▶ Given data:
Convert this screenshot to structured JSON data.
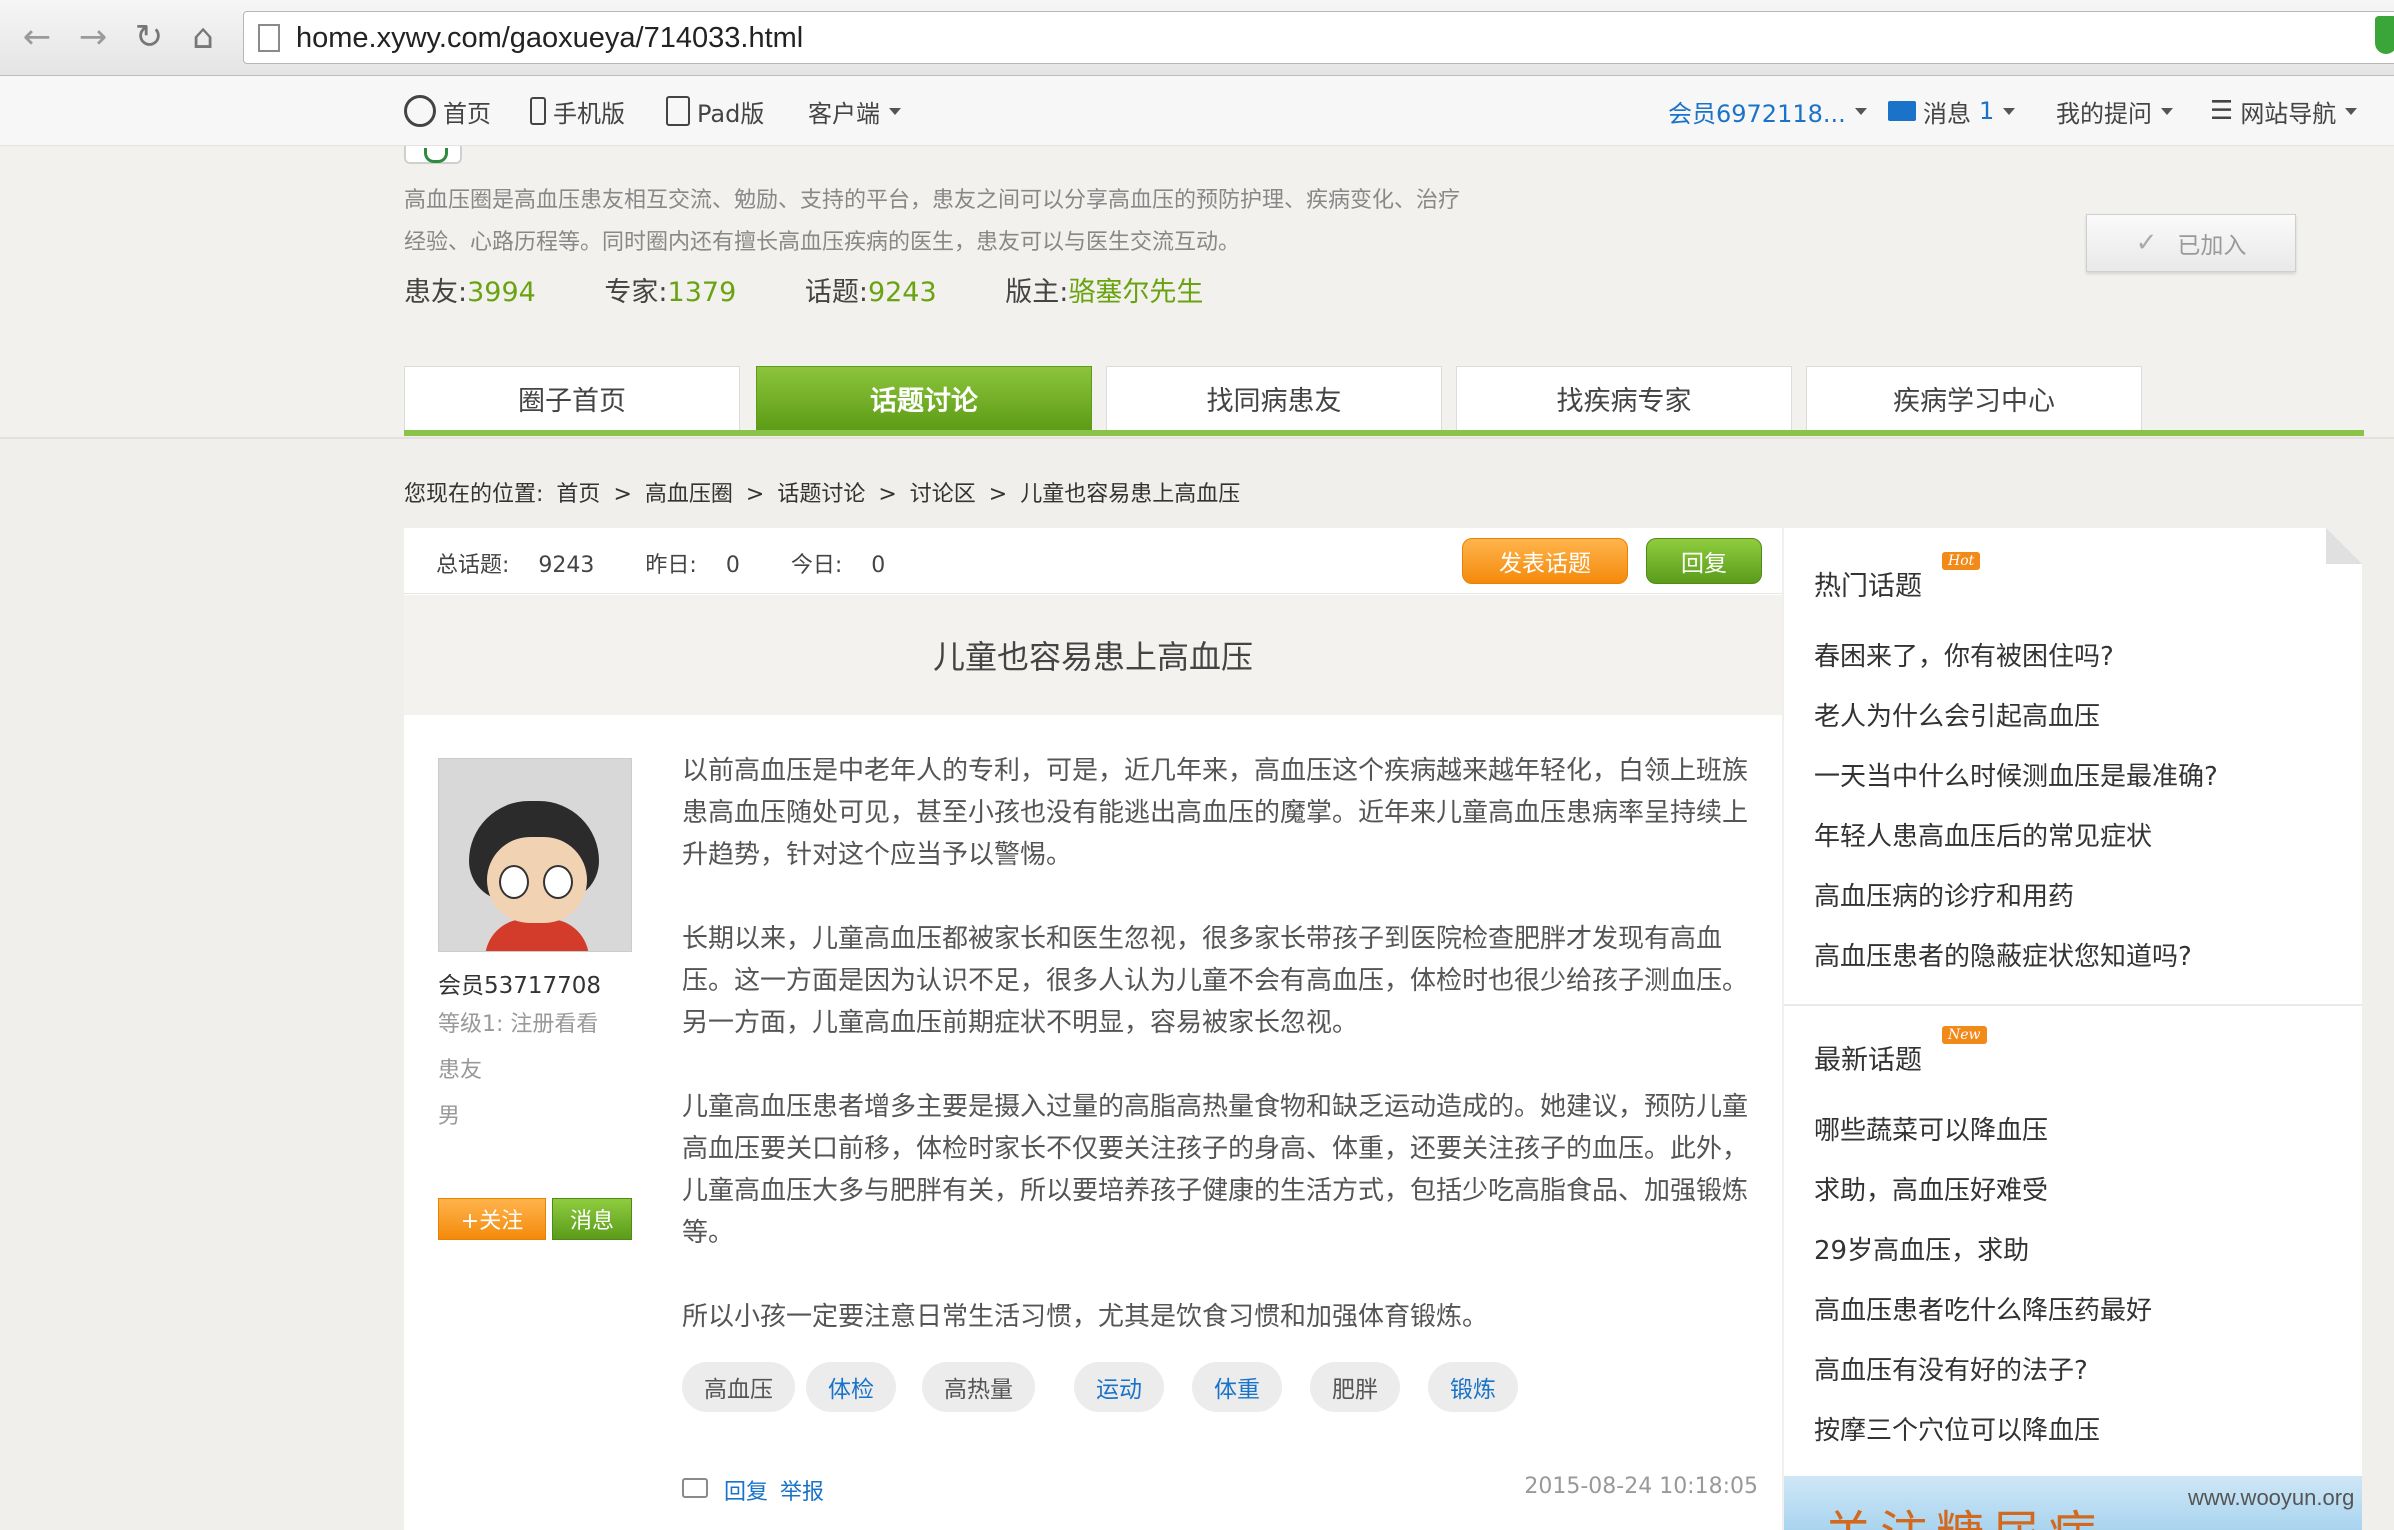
{
  "browser": {
    "url": "home.xywy.com/gaoxueya/714033.html",
    "back_icon": "arrow-left-icon",
    "forward_icon": "arrow-right-icon",
    "reload_icon": "reload-icon",
    "home_icon": "home-icon"
  },
  "topbar": {
    "home": "首页",
    "mobile": "手机版",
    "pad": "Pad版",
    "client": "客户端",
    "member": "会员6972118...",
    "messages": "消息",
    "messages_count": "1",
    "my_questions": "我的提问",
    "site_nav": "网站导航"
  },
  "circle": {
    "description": "高血压圈是高血压患友相互交流、勉励、支持的平台，患友之间可以分享高血压的预防护理、疾病变化、治疗经验、心路历程等。同时圈内还有擅长高血压疾病的医生，患友可以与医生交流互动。",
    "patients_label": "患友:",
    "patients": "3994",
    "experts_label": "专家:",
    "experts": "1379",
    "topics_label": "话题:",
    "topics": "9243",
    "moderator_label": "版主:",
    "moderator": "骆塞尔先生",
    "joined_label": "已加入"
  },
  "tabs": [
    {
      "label": "圈子首页"
    },
    {
      "label": "话题讨论"
    },
    {
      "label": "找同病患友"
    },
    {
      "label": "找疾病专家"
    },
    {
      "label": "疾病学习中心"
    }
  ],
  "breadcrumb": {
    "prefix": "您现在的位置:",
    "items": [
      "首页",
      "高血压圈",
      "话题讨论",
      "讨论区",
      "儿童也容易患上高血压"
    ],
    "sep": ">"
  },
  "main": {
    "total_label": "总话题:",
    "total": "9243",
    "yesterday_label": "昨日:",
    "yesterday": "0",
    "today_label": "今日:",
    "today": "0",
    "post_button": "发表话题",
    "reply_button": "回复",
    "title": "儿童也容易患上高血压"
  },
  "author": {
    "name": "会员53717708",
    "level": "等级1: 注册看看",
    "role": "患友",
    "gender": "男",
    "follow": "+关注",
    "message": "消息"
  },
  "post": {
    "paragraphs": [
      "以前高血压是中老年人的专利，可是，近几年来，高血压这个疾病越来越年轻化，白领上班族患高血压随处可见，甚至小孩也没有能逃出高血压的魔掌。近年来儿童高血压患病率呈持续上升趋势，针对这个应当予以警惕。",
      "长期以来，儿童高血压都被家长和医生忽视，很多家长带孩子到医院检查肥胖才发现有高血压。这一方面是因为认识不足，很多人认为儿童不会有高血压，体检时也很少给孩子测血压。另一方面，儿童高血压前期症状不明显，容易被家长忽视。",
      "儿童高血压患者增多主要是摄入过量的高脂高热量食物和缺乏运动造成的。她建议，预防儿童高血压要关口前移，体检时家长不仅要关注孩子的身高、体重，还要关注孩子的血压。此外，儿童高血压大多与肥胖有关，所以要培养孩子健康的生活方式，包括少吃高脂食品、加强锻炼等。",
      "所以小孩一定要注意日常生活习惯，尤其是饮食习惯和加强体育锻炼。"
    ],
    "tags": [
      "高血压",
      "体检",
      "高热量",
      "运动",
      "体重",
      "肥胖",
      "锻炼"
    ],
    "reply": "回复",
    "report": "举报",
    "timestamp": "2015-08-24 10:18:05"
  },
  "sidebar": {
    "hot_title": "热门话题",
    "hot_badge": "Hot",
    "hot": [
      "春困来了，你有被困住吗?",
      "老人为什么会引起高血压",
      "一天当中什么时候测血压是最准确?",
      "年轻人患高血压后的常见症状",
      "高血压病的诊疗和用药",
      "高血压患者的隐蔽症状您知道吗?"
    ],
    "new_title": "最新话题",
    "new_badge": "New",
    "latest": [
      "哪些蔬菜可以降血压",
      "求助，高血压好难受",
      "29岁高血压，求助",
      "高血压患者吃什么降压药最好",
      "高血压有没有好的法子?",
      "按摩三个穴位可以降血压"
    ],
    "banner_text": "关注糖尿病"
  },
  "watermark": "www.wooyun.org",
  "colors": {
    "accent_green": "#6aa312",
    "orange": "#f48a0c",
    "link_blue": "#1a73c8"
  }
}
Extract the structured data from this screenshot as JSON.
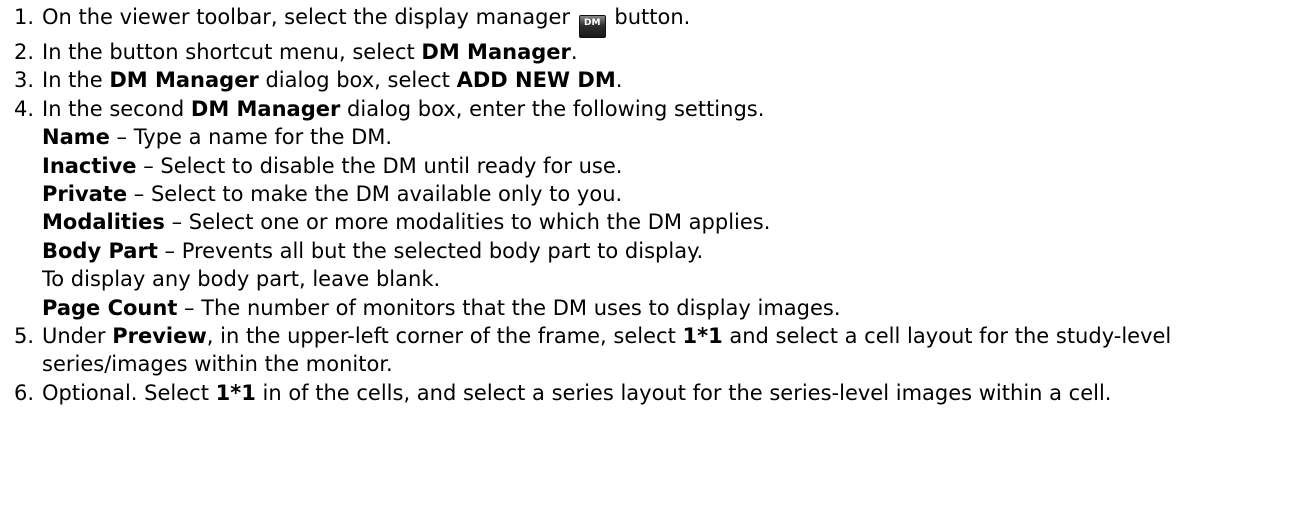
{
  "steps": [
    {
      "num": "1.",
      "a": "On the viewer toolbar, select the display manager ",
      "icon_text": "DM",
      "icon_name": "display-manager-icon",
      "b": " button."
    },
    {
      "num": "2.",
      "a": "In the button shortcut menu, select ",
      "b1": "DM Manager",
      "c": "."
    },
    {
      "num": "3.",
      "a": "In the ",
      "b1": "DM Manager",
      "c": " dialog box, select ",
      "b2": "ADD NEW DM",
      "d": "."
    },
    {
      "num": "4.",
      "a": "In the second ",
      "b1": "DM Manager",
      "c": " dialog box, enter the following settings.",
      "settings": [
        {
          "term": "Name",
          "desc": " – Type a name for the DM."
        },
        {
          "term": "Inactive",
          "desc": " – Select to disable the DM until ready for use."
        },
        {
          "term": "Private",
          "desc": " – Select to make the DM available only to you."
        },
        {
          "term": "Modalities",
          "desc": " – Select one or more modalities to which the DM applies."
        },
        {
          "term": "Body Part",
          "desc": " – Prevents all but the selected body part to display."
        },
        {
          "term": "",
          "desc": "To display any body part, leave blank."
        },
        {
          "term": "Page Count",
          "desc": " – The number of monitors that the DM uses to display images."
        }
      ]
    },
    {
      "num": "5.",
      "a": "Under ",
      "b1": "Preview",
      "c": ", in the upper-left corner of the frame, select ",
      "b2": "1*1",
      "d": " and select a cell layout for the study-level series/images within the monitor."
    },
    {
      "num": "6.",
      "a": "Optional. Select ",
      "b1": "1*1",
      "c": " in of the cells, and select a series layout for the series-level images within a cell."
    }
  ]
}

▶ Work task: Reproduce the records above word for word, without the images.

▶ Your response:
Convert this screenshot to structured JSON data.
{
  "browser": {
    "url": "home.xywy.com/gaoxueya/714033.html",
    "back_icon": "arrow-left-icon",
    "forward_icon": "arrow-right-icon",
    "reload_icon": "reload-icon",
    "home_icon": "home-icon"
  },
  "topbar": {
    "home": "首页",
    "mobile": "手机版",
    "pad": "Pad版",
    "client": "客户端",
    "member": "会员6972118...",
    "messages": "消息",
    "messages_count": "1",
    "my_questions": "我的提问",
    "site_nav": "网站导航"
  },
  "circle": {
    "description": "高血压圈是高血压患友相互交流、勉励、支持的平台，患友之间可以分享高血压的预防护理、疾病变化、治疗经验、心路历程等。同时圈内还有擅长高血压疾病的医生，患友可以与医生交流互动。",
    "patients_label": "患友:",
    "patients": "3994",
    "experts_label": "专家:",
    "experts": "1379",
    "topics_label": "话题:",
    "topics": "9243",
    "moderator_label": "版主:",
    "moderator": "骆塞尔先生",
    "joined_label": "已加入"
  },
  "tabs": [
    {
      "label": "圈子首页"
    },
    {
      "label": "话题讨论"
    },
    {
      "label": "找同病患友"
    },
    {
      "label": "找疾病专家"
    },
    {
      "label": "疾病学习中心"
    }
  ],
  "breadcrumb": {
    "prefix": "您现在的位置:",
    "items": [
      "首页",
      "高血压圈",
      "话题讨论",
      "讨论区",
      "儿童也容易患上高血压"
    ],
    "sep": ">"
  },
  "main": {
    "total_label": "总话题:",
    "total": "9243",
    "yesterday_label": "昨日:",
    "yesterday": "0",
    "today_label": "今日:",
    "today": "0",
    "post_button": "发表话题",
    "reply_button": "回复",
    "title": "儿童也容易患上高血压"
  },
  "author": {
    "name": "会员53717708",
    "level": "等级1: 注册看看",
    "role": "患友",
    "gender": "男",
    "follow": "+关注",
    "message": "消息"
  },
  "post": {
    "paragraphs": [
      "以前高血压是中老年人的专利，可是，近几年来，高血压这个疾病越来越年轻化，白领上班族患高血压随处可见，甚至小孩也没有能逃出高血压的魔掌。近年来儿童高血压患病率呈持续上升趋势，针对这个应当予以警惕。",
      "长期以来，儿童高血压都被家长和医生忽视，很多家长带孩子到医院检查肥胖才发现有高血压。这一方面是因为认识不足，很多人认为儿童不会有高血压，体检时也很少给孩子测血压。另一方面，儿童高血压前期症状不明显，容易被家长忽视。",
      "儿童高血压患者增多主要是摄入过量的高脂高热量食物和缺乏运动造成的。她建议，预防儿童高血压要关口前移，体检时家长不仅要关注孩子的身高、体重，还要关注孩子的血压。此外，儿童高血压大多与肥胖有关，所以要培养孩子健康的生活方式，包括少吃高脂食品、加强锻炼等。",
      "所以小孩一定要注意日常生活习惯，尤其是饮食习惯和加强体育锻炼。"
    ],
    "tags": [
      "高血压",
      "体检",
      "高热量",
      "运动",
      "体重",
      "肥胖",
      "锻炼"
    ],
    "reply": "回复",
    "report": "举报",
    "timestamp": "2015-08-24 10:18:05"
  },
  "sidebar": {
    "hot_title": "热门话题",
    "hot_badge": "Hot",
    "hot": [
      "春困来了，你有被困住吗?",
      "老人为什么会引起高血压",
      "一天当中什么时候测血压是最准确?",
      "年轻人患高血压后的常见症状",
      "高血压病的诊疗和用药",
      "高血压患者的隐蔽症状您知道吗?"
    ],
    "new_title": "最新话题",
    "new_badge": "New",
    "latest": [
      "哪些蔬菜可以降血压",
      "求助，高血压好难受",
      "29岁高血压，求助",
      "高血压患者吃什么降压药最好",
      "高血压有没有好的法子?",
      "按摩三个穴位可以降血压"
    ],
    "banner_text": "关注糖尿病"
  },
  "watermark": "www.wooyun.org",
  "colors": {
    "accent_green": "#6aa312",
    "orange": "#f48a0c",
    "link_blue": "#1a73c8"
  }
}
Extract the structured data from this screenshot as JSON.
{
  "steps": [
    {
      "num": "1.",
      "a": "On the viewer toolbar, select the display manager ",
      "icon_text": "DM",
      "icon_name": "display-manager-icon",
      "b": " button."
    },
    {
      "num": "2.",
      "a": "In the button shortcut menu, select ",
      "b1": "DM Manager",
      "c": "."
    },
    {
      "num": "3.",
      "a": "In the ",
      "b1": "DM Manager",
      "c": " dialog box, select ",
      "b2": "ADD NEW DM",
      "d": "."
    },
    {
      "num": "4.",
      "a": "In the second ",
      "b1": "DM Manager",
      "c": " dialog box, enter the following settings.",
      "settings": [
        {
          "term": "Name",
          "desc": " – Type a name for the DM."
        },
        {
          "term": "Inactive",
          "desc": " – Select to disable the DM until ready for use."
        },
        {
          "term": "Private",
          "desc": " – Select to make the DM available only to you."
        },
        {
          "term": "Modalities",
          "desc": " – Select one or more modalities to which the DM applies."
        },
        {
          "term": "Body Part",
          "desc": " – Prevents all but the selected body part to display."
        },
        {
          "term": "",
          "desc": "To display any body part, leave blank."
        },
        {
          "term": "Page Count",
          "desc": " – The number of monitors that the DM uses to display images."
        }
      ]
    },
    {
      "num": "5.",
      "a": "Under ",
      "b1": "Preview",
      "c": ", in the upper-left corner of the frame, select ",
      "b2": "1*1",
      "d": " and select a cell layout for the study-level series/images within the monitor."
    },
    {
      "num": "6.",
      "a": "Optional. Select ",
      "b1": "1*1",
      "c": " in of the cells, and select a series layout for the series-level images within a cell."
    }
  ]
}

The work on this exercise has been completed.